── Listed records

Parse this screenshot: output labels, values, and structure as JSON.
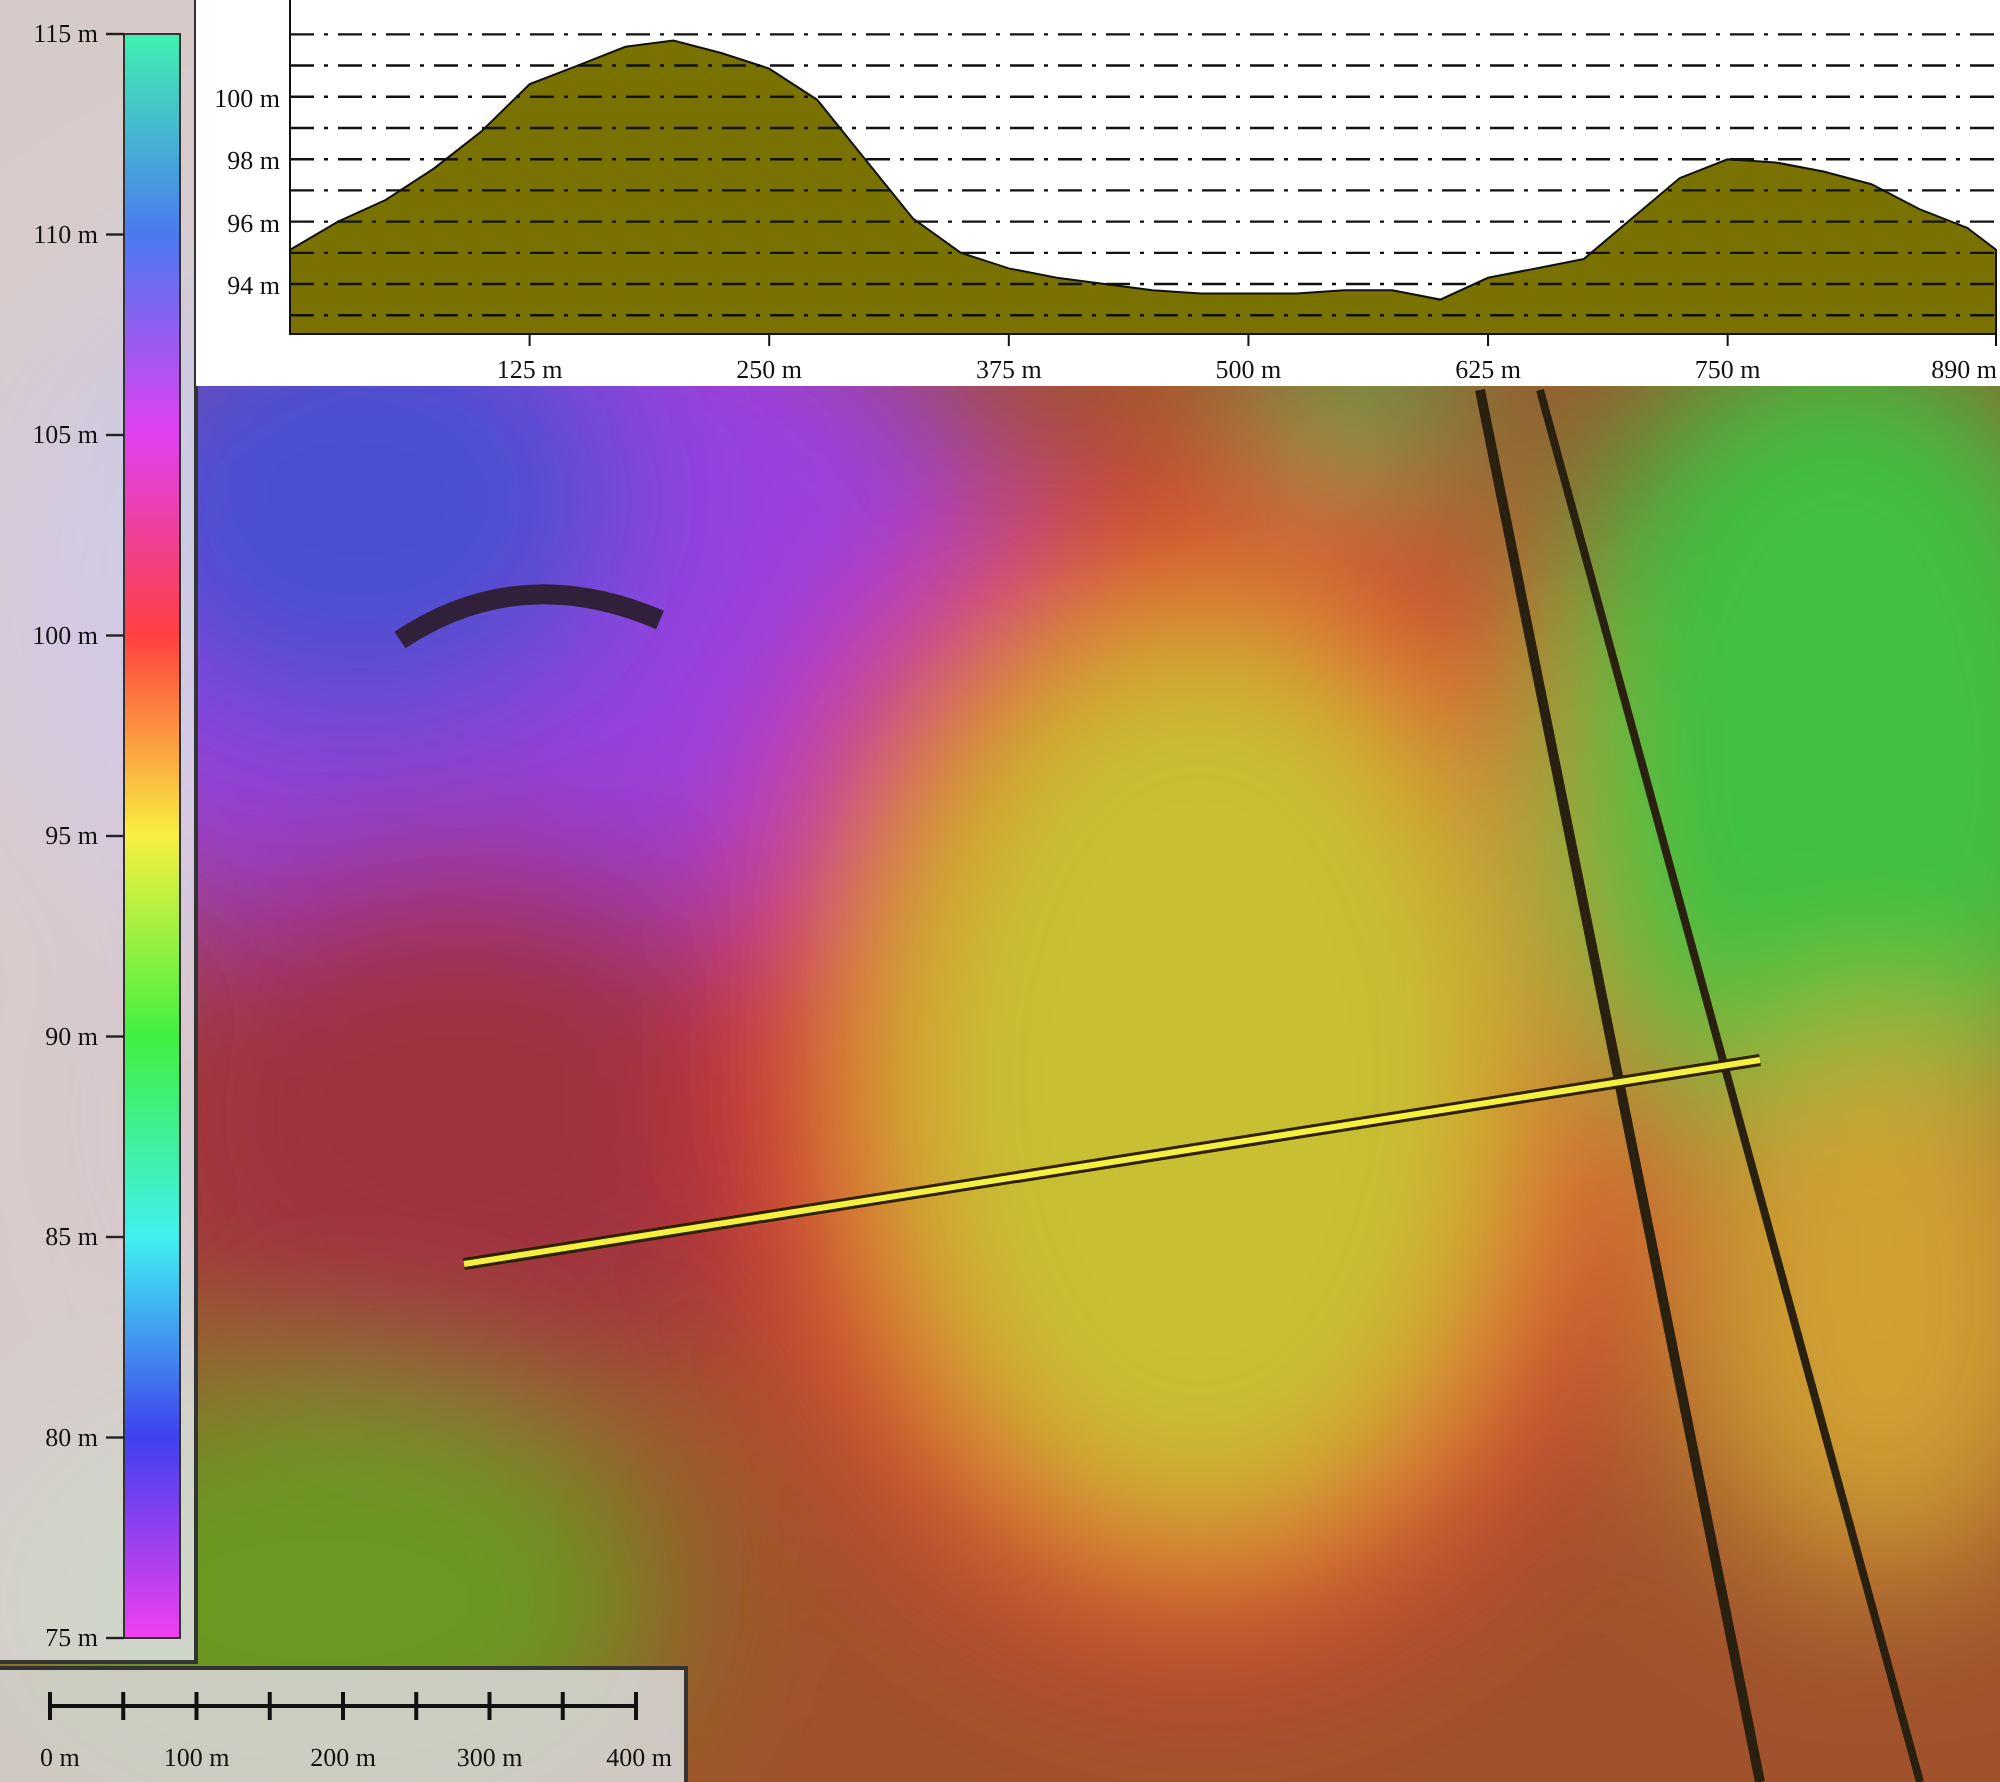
{
  "legend": {
    "labels": [
      "115 m",
      "110 m",
      "105 m",
      "100 m",
      "95 m",
      "90 m",
      "85 m",
      "80 m",
      "75 m"
    ]
  },
  "profile": {
    "chart_data": {
      "type": "area",
      "xlim": [
        0,
        890
      ],
      "ylim": [
        92.4,
        103.1
      ],
      "grid": true,
      "xticks": [
        {
          "value": 125,
          "label": "125 m"
        },
        {
          "value": 250,
          "label": "250 m"
        },
        {
          "value": 375,
          "label": "375 m"
        },
        {
          "value": 500,
          "label": "500 m"
        },
        {
          "value": 625,
          "label": "625 m"
        },
        {
          "value": 750,
          "label": "750 m"
        },
        {
          "value": 890,
          "label": "890 m"
        }
      ],
      "yticks": [
        {
          "value": 94,
          "label": "94 m"
        },
        {
          "value": 96,
          "label": "96 m"
        },
        {
          "value": 98,
          "label": "98 m"
        },
        {
          "value": 100,
          "label": "100 m"
        }
      ],
      "x": [
        0,
        25,
        50,
        75,
        100,
        125,
        150,
        175,
        200,
        225,
        250,
        275,
        300,
        325,
        350,
        375,
        400,
        425,
        450,
        475,
        500,
        525,
        550,
        575,
        600,
        625,
        650,
        675,
        700,
        725,
        750,
        775,
        800,
        825,
        850,
        875,
        890
      ],
      "series": [
        {
          "color": "#7a7200",
          "values": [
            95.1,
            96.0,
            96.7,
            97.7,
            98.9,
            100.4,
            101.0,
            101.6,
            101.8,
            101.4,
            100.9,
            99.9,
            98.0,
            96.1,
            95.0,
            94.5,
            94.2,
            94.0,
            93.8,
            93.7,
            93.7,
            93.7,
            93.8,
            93.8,
            93.5,
            94.2,
            94.5,
            94.8,
            96.1,
            97.4,
            98.0,
            97.9,
            97.6,
            97.2,
            96.4,
            95.8,
            95.1
          ]
        }
      ]
    }
  },
  "scale_bar": {
    "labels": [
      "0 m",
      "100 m",
      "200 m",
      "300 m",
      "400 m"
    ]
  }
}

────

# Set problem:
Among these entries, how many lines include the string "values"? Reply with the number by itself.

# Expected output:
2